**What you should do**
Retype verbatim only the lines below, starting at the one that contains "Decode this image" and ending at the one that contains "Extract the structured". Pictures are excluded from the copy.

++++ Supplied material ++++

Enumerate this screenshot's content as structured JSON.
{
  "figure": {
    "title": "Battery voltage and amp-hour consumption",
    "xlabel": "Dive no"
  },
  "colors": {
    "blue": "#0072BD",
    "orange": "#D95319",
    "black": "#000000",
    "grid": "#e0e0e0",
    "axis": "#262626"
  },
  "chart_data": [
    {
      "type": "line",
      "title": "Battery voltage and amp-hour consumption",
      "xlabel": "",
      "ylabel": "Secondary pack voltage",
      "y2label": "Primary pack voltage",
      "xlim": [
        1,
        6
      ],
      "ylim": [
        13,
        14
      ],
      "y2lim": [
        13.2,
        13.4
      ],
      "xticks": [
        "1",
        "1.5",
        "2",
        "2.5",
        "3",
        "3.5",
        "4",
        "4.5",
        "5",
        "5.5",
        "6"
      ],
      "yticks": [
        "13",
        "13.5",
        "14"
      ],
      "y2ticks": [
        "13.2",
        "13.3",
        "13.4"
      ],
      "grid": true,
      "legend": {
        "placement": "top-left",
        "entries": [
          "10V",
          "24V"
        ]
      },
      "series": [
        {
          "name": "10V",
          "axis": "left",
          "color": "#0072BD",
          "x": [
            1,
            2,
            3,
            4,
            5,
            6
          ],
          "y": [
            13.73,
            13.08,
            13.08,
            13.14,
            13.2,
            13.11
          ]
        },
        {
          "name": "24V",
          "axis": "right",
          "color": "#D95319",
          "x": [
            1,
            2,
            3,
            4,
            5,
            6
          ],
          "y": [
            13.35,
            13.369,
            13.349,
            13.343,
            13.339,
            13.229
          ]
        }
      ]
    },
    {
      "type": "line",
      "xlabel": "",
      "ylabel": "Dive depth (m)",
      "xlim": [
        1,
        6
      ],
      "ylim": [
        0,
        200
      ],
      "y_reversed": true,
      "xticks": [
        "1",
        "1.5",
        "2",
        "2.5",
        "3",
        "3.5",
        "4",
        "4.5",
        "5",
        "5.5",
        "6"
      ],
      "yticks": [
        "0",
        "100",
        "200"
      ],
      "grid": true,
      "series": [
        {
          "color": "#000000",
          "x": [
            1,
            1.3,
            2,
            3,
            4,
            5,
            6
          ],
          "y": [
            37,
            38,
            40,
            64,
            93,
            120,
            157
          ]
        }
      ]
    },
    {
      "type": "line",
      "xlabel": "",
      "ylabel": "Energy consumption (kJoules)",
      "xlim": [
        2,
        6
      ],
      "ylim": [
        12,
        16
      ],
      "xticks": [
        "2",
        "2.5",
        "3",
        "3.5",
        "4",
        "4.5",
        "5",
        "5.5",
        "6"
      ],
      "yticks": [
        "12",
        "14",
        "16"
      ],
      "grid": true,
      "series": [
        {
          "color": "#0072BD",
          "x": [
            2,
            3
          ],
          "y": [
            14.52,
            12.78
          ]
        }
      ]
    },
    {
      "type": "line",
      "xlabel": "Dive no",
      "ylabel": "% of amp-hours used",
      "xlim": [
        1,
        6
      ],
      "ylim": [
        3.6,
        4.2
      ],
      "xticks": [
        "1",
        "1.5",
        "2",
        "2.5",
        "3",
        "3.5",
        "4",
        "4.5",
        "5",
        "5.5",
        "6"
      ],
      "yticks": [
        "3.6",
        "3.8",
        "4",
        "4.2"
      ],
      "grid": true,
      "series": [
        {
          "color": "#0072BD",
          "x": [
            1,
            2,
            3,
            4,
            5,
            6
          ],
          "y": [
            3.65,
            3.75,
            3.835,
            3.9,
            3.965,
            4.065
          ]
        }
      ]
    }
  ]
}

++++
++++ Supplied material ++++

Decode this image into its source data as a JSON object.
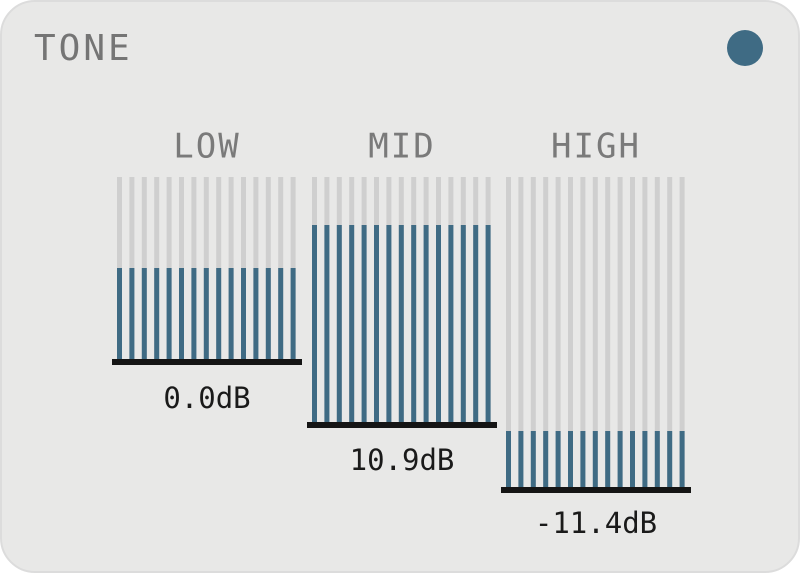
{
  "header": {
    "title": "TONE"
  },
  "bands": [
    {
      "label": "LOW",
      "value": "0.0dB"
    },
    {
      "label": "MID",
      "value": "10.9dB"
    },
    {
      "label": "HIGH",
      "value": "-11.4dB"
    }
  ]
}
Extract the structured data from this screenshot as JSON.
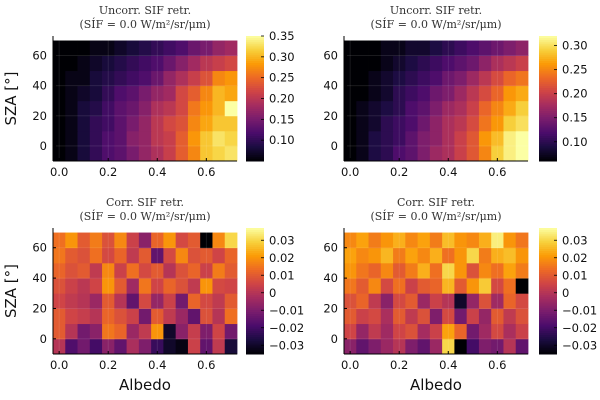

++++
++++ Supplied material ++++

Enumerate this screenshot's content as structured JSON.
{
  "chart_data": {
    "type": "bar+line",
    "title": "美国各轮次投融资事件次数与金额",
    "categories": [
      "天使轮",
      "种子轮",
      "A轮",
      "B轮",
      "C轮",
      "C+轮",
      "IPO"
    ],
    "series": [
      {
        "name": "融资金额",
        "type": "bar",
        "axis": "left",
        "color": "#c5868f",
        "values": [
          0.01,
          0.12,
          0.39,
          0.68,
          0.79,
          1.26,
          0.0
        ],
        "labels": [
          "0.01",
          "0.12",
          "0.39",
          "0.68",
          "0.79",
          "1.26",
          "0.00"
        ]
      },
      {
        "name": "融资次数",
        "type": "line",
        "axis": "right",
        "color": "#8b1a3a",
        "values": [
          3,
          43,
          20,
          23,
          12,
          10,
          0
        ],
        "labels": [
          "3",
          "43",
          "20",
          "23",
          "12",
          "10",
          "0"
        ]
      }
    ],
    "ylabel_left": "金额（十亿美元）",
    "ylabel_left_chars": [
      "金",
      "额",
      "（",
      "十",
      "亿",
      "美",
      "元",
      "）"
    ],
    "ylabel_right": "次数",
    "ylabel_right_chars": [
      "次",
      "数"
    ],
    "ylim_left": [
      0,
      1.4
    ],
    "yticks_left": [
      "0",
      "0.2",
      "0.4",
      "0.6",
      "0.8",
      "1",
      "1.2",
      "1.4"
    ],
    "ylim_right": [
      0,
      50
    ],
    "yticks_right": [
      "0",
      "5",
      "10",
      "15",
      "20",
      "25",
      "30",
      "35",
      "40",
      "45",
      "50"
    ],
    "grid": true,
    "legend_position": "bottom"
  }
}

++++

**Finished exercise**
Decode this image into its source data as a JSON object.
{
  "header": {
    "title": "TONE"
  },
  "bands": [
    {
      "label": "LOW",
      "value": "0.0dB"
    },
    {
      "label": "MID",
      "value": "10.9dB"
    },
    {
      "label": "HIGH",
      "value": "-11.4dB"
    }
  ]
}
Extract the structured data from this screenshot as JSON.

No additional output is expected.